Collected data
------------------------------------------------------------
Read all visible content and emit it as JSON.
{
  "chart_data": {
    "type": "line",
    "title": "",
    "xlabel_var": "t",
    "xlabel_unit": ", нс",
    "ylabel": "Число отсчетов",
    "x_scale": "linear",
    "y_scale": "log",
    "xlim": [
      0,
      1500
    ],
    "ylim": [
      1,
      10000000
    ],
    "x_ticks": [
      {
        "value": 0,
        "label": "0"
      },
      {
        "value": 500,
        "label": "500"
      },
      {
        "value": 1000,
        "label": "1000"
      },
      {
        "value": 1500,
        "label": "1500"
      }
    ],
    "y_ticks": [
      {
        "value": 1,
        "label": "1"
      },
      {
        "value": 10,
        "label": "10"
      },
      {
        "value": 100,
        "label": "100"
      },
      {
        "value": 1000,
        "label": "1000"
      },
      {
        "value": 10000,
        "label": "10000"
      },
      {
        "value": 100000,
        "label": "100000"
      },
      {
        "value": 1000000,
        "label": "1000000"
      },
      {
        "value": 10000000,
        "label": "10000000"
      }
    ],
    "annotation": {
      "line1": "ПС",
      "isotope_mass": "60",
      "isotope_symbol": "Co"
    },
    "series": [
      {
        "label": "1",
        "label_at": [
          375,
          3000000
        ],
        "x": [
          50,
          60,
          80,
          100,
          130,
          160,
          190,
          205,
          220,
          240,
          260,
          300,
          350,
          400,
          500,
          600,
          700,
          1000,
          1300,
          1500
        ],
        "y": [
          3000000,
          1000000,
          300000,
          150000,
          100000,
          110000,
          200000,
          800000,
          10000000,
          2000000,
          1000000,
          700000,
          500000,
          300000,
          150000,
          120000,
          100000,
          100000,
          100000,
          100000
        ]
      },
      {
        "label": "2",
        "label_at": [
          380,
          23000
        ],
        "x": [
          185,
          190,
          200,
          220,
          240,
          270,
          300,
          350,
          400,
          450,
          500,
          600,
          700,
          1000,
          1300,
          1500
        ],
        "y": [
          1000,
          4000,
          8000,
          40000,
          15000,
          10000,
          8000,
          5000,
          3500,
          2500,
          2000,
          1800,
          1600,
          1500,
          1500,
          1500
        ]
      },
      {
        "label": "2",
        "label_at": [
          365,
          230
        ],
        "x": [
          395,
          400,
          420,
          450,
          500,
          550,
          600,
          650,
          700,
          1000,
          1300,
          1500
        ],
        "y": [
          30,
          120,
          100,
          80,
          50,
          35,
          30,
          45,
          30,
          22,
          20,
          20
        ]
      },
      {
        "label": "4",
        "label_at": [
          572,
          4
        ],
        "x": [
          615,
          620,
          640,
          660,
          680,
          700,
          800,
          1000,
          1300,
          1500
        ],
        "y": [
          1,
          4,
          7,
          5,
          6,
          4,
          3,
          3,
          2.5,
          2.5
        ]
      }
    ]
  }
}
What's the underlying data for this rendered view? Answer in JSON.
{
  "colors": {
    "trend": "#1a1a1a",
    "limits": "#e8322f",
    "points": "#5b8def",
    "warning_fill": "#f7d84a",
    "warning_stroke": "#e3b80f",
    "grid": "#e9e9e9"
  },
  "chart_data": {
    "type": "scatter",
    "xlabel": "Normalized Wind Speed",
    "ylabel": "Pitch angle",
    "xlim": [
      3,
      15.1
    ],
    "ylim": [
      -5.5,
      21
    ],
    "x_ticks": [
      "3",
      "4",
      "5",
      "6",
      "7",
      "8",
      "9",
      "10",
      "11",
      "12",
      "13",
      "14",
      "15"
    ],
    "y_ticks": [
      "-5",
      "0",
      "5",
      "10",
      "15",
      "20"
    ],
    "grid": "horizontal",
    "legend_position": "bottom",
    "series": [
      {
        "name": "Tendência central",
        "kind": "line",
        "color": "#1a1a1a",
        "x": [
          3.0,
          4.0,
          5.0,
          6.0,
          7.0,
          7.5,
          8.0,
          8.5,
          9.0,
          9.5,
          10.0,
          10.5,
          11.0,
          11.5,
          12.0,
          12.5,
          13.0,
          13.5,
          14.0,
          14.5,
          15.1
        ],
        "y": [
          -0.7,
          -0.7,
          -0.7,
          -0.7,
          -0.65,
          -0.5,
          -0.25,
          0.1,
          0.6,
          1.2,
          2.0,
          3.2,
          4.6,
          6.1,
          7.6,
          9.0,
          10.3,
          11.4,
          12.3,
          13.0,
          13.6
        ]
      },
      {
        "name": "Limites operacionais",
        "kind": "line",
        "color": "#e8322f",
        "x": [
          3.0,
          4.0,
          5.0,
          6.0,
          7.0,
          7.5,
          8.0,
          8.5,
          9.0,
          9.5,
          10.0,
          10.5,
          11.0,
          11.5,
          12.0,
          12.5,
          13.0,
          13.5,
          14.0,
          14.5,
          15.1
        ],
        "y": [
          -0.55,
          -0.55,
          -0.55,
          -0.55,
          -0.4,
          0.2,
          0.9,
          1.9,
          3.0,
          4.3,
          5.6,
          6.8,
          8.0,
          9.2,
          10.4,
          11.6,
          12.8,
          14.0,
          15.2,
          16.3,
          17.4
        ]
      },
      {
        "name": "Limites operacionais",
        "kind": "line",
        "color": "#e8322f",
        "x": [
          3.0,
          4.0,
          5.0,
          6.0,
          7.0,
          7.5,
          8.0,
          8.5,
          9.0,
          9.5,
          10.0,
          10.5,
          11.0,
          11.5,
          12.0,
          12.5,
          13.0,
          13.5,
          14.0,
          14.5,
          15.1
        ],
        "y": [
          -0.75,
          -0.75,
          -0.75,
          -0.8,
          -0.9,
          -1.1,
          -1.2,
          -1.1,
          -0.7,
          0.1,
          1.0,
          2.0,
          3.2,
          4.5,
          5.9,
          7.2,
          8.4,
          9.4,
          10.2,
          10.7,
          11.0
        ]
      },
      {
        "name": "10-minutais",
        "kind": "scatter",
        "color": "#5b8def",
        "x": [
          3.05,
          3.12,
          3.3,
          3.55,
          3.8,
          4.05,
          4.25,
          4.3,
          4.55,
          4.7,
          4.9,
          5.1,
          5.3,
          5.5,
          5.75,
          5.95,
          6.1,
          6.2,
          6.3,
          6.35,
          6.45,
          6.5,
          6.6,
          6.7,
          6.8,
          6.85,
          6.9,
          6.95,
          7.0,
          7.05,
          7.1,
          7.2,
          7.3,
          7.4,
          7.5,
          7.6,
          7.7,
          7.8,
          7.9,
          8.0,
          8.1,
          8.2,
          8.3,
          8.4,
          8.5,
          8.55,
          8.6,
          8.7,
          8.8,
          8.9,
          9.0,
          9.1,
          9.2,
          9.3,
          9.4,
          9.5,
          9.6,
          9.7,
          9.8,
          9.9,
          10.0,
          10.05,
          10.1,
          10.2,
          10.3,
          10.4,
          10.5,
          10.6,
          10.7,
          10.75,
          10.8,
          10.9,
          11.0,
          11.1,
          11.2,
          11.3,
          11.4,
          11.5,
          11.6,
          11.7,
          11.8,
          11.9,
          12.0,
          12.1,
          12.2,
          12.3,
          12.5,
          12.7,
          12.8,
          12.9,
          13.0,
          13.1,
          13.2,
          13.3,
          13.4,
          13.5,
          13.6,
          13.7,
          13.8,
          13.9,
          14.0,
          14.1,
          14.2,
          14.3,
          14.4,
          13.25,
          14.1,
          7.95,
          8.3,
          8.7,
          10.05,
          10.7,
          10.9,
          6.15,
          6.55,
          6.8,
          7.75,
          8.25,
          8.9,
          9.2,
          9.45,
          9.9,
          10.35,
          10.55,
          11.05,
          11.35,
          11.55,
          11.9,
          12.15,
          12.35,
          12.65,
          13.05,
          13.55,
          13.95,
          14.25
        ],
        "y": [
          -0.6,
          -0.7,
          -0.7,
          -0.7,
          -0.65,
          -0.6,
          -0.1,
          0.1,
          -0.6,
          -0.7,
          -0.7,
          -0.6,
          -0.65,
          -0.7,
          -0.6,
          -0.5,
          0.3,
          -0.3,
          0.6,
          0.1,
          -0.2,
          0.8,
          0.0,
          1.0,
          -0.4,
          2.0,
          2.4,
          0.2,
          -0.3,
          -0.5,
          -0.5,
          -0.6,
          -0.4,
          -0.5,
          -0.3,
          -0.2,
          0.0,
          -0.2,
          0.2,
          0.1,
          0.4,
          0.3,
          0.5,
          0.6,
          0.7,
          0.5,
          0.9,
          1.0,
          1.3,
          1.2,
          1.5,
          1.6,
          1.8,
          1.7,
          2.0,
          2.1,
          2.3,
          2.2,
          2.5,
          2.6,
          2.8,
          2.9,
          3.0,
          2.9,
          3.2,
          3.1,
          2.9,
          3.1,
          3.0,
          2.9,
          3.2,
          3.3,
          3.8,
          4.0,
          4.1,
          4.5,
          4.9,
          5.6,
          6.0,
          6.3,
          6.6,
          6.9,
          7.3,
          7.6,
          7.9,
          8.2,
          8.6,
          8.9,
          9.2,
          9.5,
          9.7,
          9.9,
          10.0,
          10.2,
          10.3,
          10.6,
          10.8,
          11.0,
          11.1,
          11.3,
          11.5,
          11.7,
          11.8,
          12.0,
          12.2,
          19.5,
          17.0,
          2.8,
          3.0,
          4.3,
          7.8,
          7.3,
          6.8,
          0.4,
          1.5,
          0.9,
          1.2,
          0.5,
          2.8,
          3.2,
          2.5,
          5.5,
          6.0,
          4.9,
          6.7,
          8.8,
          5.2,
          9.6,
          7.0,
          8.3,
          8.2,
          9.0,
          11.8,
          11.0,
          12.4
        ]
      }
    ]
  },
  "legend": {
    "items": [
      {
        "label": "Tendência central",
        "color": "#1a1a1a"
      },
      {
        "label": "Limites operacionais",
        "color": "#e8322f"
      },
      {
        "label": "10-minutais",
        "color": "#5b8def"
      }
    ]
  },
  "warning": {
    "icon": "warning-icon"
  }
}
------------------------------------------------------------
Stated exercise> Copy all lines from the material that contain "ylabel".

Finished task>
    "ylabel": "Число отсчетов",
    "ylabel": "Pitch angle",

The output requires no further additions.